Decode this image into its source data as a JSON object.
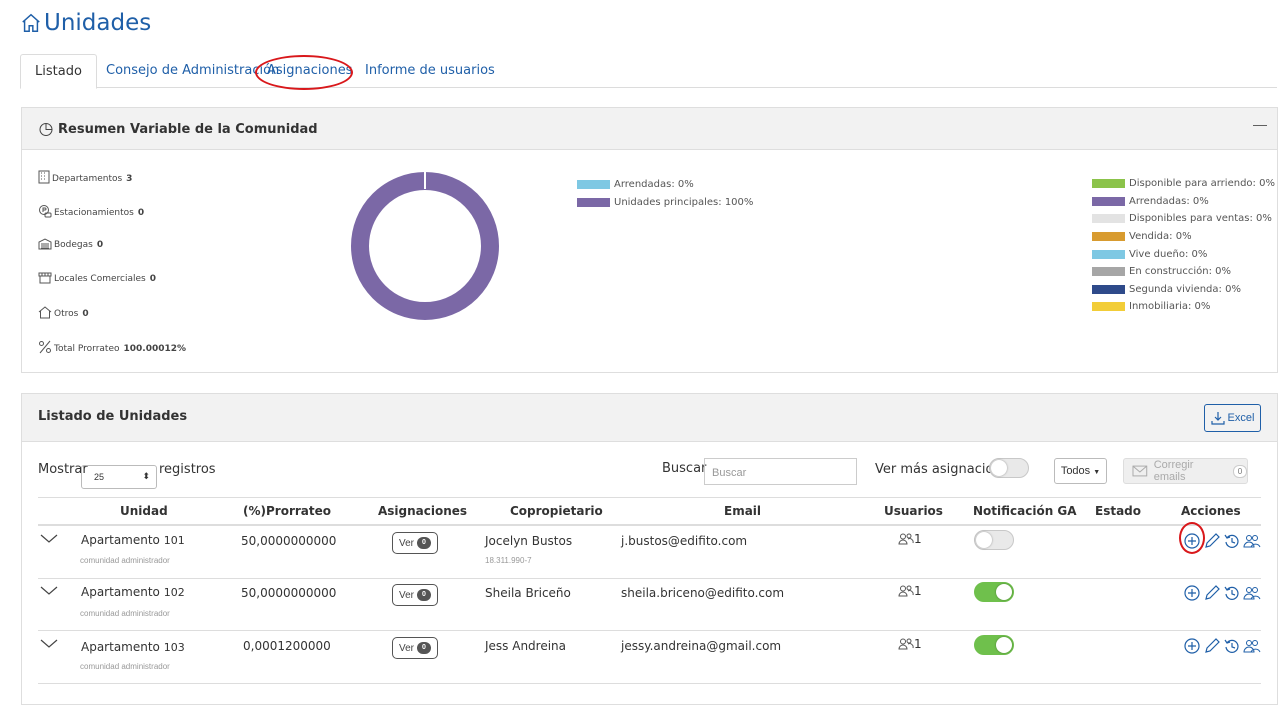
{
  "page": {
    "title": "Unidades"
  },
  "tabs": [
    {
      "label": "Listado",
      "active": true
    },
    {
      "label": "Consejo de Administración",
      "active": false
    },
    {
      "label": "Asignaciones",
      "active": false,
      "highlighted": true
    },
    {
      "label": "Informe de usuarios",
      "active": false
    }
  ],
  "summary": {
    "title": "Resumen Variable de la Comunidad",
    "collapse_symbol": "—",
    "stats": [
      {
        "label": "Departamentos",
        "value": "3",
        "icon": "building-icon"
      },
      {
        "label": "Estacionamientos",
        "value": "0",
        "icon": "parking-icon"
      },
      {
        "label": "Bodegas",
        "value": "0",
        "icon": "warehouse-icon"
      },
      {
        "label": "Locales Comerciales",
        "value": "0",
        "icon": "store-icon"
      },
      {
        "label": "Otros",
        "value": "0",
        "icon": "home-icon"
      },
      {
        "label": "Total Prorrateo",
        "value": "100.00012%",
        "icon": "percent-icon"
      }
    ],
    "donut_legend": [
      {
        "label": "Arrendadas: 0%",
        "color": "#7ec8e3"
      },
      {
        "label": "Unidades principales: 100%",
        "color": "#7b68a6"
      }
    ],
    "status_legend": [
      {
        "label": "Disponible para arriendo: 0%",
        "color": "#8bc34a"
      },
      {
        "label": "Arrendadas: 0%",
        "color": "#7b68a6"
      },
      {
        "label": "Disponibles para ventas: 0%",
        "color": "#e3e3e3"
      },
      {
        "label": "Vendida: 0%",
        "color": "#d89b2f"
      },
      {
        "label": "Vive dueño: 0%",
        "color": "#7ec8e3"
      },
      {
        "label": "En construcción: 0%",
        "color": "#a6a6a6"
      },
      {
        "label": "Segunda vivienda: 0%",
        "color": "#2e4a8a"
      },
      {
        "label": "Inmobiliaria: 0%",
        "color": "#f2cd38"
      }
    ],
    "donut_color": "#7b68a6"
  },
  "listado": {
    "title": "Listado de Unidades",
    "excel_label": "Excel",
    "mostrar_label": "Mostrar",
    "page_size": "25",
    "registros_label": "registros",
    "buscar_label": "Buscar",
    "buscar_placeholder": "Buscar",
    "ver_mas_label": "Ver más asignaciones",
    "todos_label": "Todos",
    "corregir_label": "Corregir emails",
    "corregir_count": "0",
    "columns": [
      "Unidad",
      "(%)Prorrateo",
      "Asignaciones",
      "Copropietario",
      "Email",
      "Usuarios",
      "Notificación GA",
      "Estado",
      "Acciones"
    ],
    "ver_label": "Ver",
    "rows": [
      {
        "unidad": "Apartamento",
        "numero": "101",
        "sub": "comunidad administrador",
        "prorrateo": "50,0000000000",
        "asignaciones": "0",
        "copropietario": "Jocelyn Bustos",
        "rut": "18.311.990-7",
        "email": "j.bustos@edifito.com",
        "usuarios": "1",
        "notificacion": false,
        "estado": ""
      },
      {
        "unidad": "Apartamento",
        "numero": "102",
        "sub": "comunidad administrador",
        "prorrateo": "50,0000000000",
        "asignaciones": "0",
        "copropietario": "Sheila Briceño",
        "rut": "",
        "email": "sheila.briceno@edifito.com",
        "usuarios": "1",
        "notificacion": true,
        "estado": ""
      },
      {
        "unidad": "Apartamento",
        "numero": "103",
        "sub": "comunidad administrador",
        "prorrateo": "0,0001200000",
        "asignaciones": "0",
        "copropietario": "Jess Andreina",
        "rut": "",
        "email": "jessy.andreina@gmail.com",
        "usuarios": "1",
        "notificacion": true,
        "estado": ""
      }
    ]
  },
  "colors": {
    "link": "#1f5fa8",
    "highlight": "#d9181b",
    "toggle_on": "#6fc04c"
  }
}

+-------+

Pictures don't belong in the copy. Transcribe every record exactly as it appears.

Response to the exercise:
Decode this image into its source data as a JSON object.
{
  "page": {
    "title": "Unidades"
  },
  "tabs": [
    {
      "label": "Listado",
      "active": true
    },
    {
      "label": "Consejo de Administración",
      "active": false
    },
    {
      "label": "Asignaciones",
      "active": false,
      "highlighted": true
    },
    {
      "label": "Informe de usuarios",
      "active": false
    }
  ],
  "summary": {
    "title": "Resumen Variable de la Comunidad",
    "collapse_symbol": "—",
    "stats": [
      {
        "label": "Departamentos",
        "value": "3",
        "icon": "building-icon"
      },
      {
        "label": "Estacionamientos",
        "value": "0",
        "icon": "parking-icon"
      },
      {
        "label": "Bodegas",
        "value": "0",
        "icon": "warehouse-icon"
      },
      {
        "label": "Locales Comerciales",
        "value": "0",
        "icon": "store-icon"
      },
      {
        "label": "Otros",
        "value": "0",
        "icon": "home-icon"
      },
      {
        "label": "Total Prorrateo",
        "value": "100.00012%",
        "icon": "percent-icon"
      }
    ],
    "donut_legend": [
      {
        "label": "Arrendadas: 0%",
        "color": "#7ec8e3"
      },
      {
        "label": "Unidades principales: 100%",
        "color": "#7b68a6"
      }
    ],
    "status_legend": [
      {
        "label": "Disponible para arriendo: 0%",
        "color": "#8bc34a"
      },
      {
        "label": "Arrendadas: 0%",
        "color": "#7b68a6"
      },
      {
        "label": "Disponibles para ventas: 0%",
        "color": "#e3e3e3"
      },
      {
        "label": "Vendida: 0%",
        "color": "#d89b2f"
      },
      {
        "label": "Vive dueño: 0%",
        "color": "#7ec8e3"
      },
      {
        "label": "En construcción: 0%",
        "color": "#a6a6a6"
      },
      {
        "label": "Segunda vivienda: 0%",
        "color": "#2e4a8a"
      },
      {
        "label": "Inmobiliaria: 0%",
        "color": "#f2cd38"
      }
    ],
    "donut_color": "#7b68a6"
  },
  "listado": {
    "title": "Listado de Unidades",
    "excel_label": "Excel",
    "mostrar_label": "Mostrar",
    "page_size": "25",
    "registros_label": "registros",
    "buscar_label": "Buscar",
    "buscar_placeholder": "Buscar",
    "ver_mas_label": "Ver más asignaciones",
    "todos_label": "Todos",
    "corregir_label": "Corregir emails",
    "corregir_count": "0",
    "columns": [
      "Unidad",
      "(%)Prorrateo",
      "Asignaciones",
      "Copropietario",
      "Email",
      "Usuarios",
      "Notificación GA",
      "Estado",
      "Acciones"
    ],
    "ver_label": "Ver",
    "rows": [
      {
        "unidad": "Apartamento",
        "numero": "101",
        "sub": "comunidad administrador",
        "prorrateo": "50,0000000000",
        "asignaciones": "0",
        "copropietario": "Jocelyn Bustos",
        "rut": "18.311.990-7",
        "email": "j.bustos@edifito.com",
        "usuarios": "1",
        "notificacion": false,
        "estado": ""
      },
      {
        "unidad": "Apartamento",
        "numero": "102",
        "sub": "comunidad administrador",
        "prorrateo": "50,0000000000",
        "asignaciones": "0",
        "copropietario": "Sheila Briceño",
        "rut": "",
        "email": "sheila.briceno@edifito.com",
        "usuarios": "1",
        "notificacion": true,
        "estado": ""
      },
      {
        "unidad": "Apartamento",
        "numero": "103",
        "sub": "comunidad administrador",
        "prorrateo": "0,0001200000",
        "asignaciones": "0",
        "copropietario": "Jess Andreina",
        "rut": "",
        "email": "jessy.andreina@gmail.com",
        "usuarios": "1",
        "notificacion": true,
        "estado": ""
      }
    ]
  },
  "colors": {
    "link": "#1f5fa8",
    "highlight": "#d9181b",
    "toggle_on": "#6fc04c"
  }
}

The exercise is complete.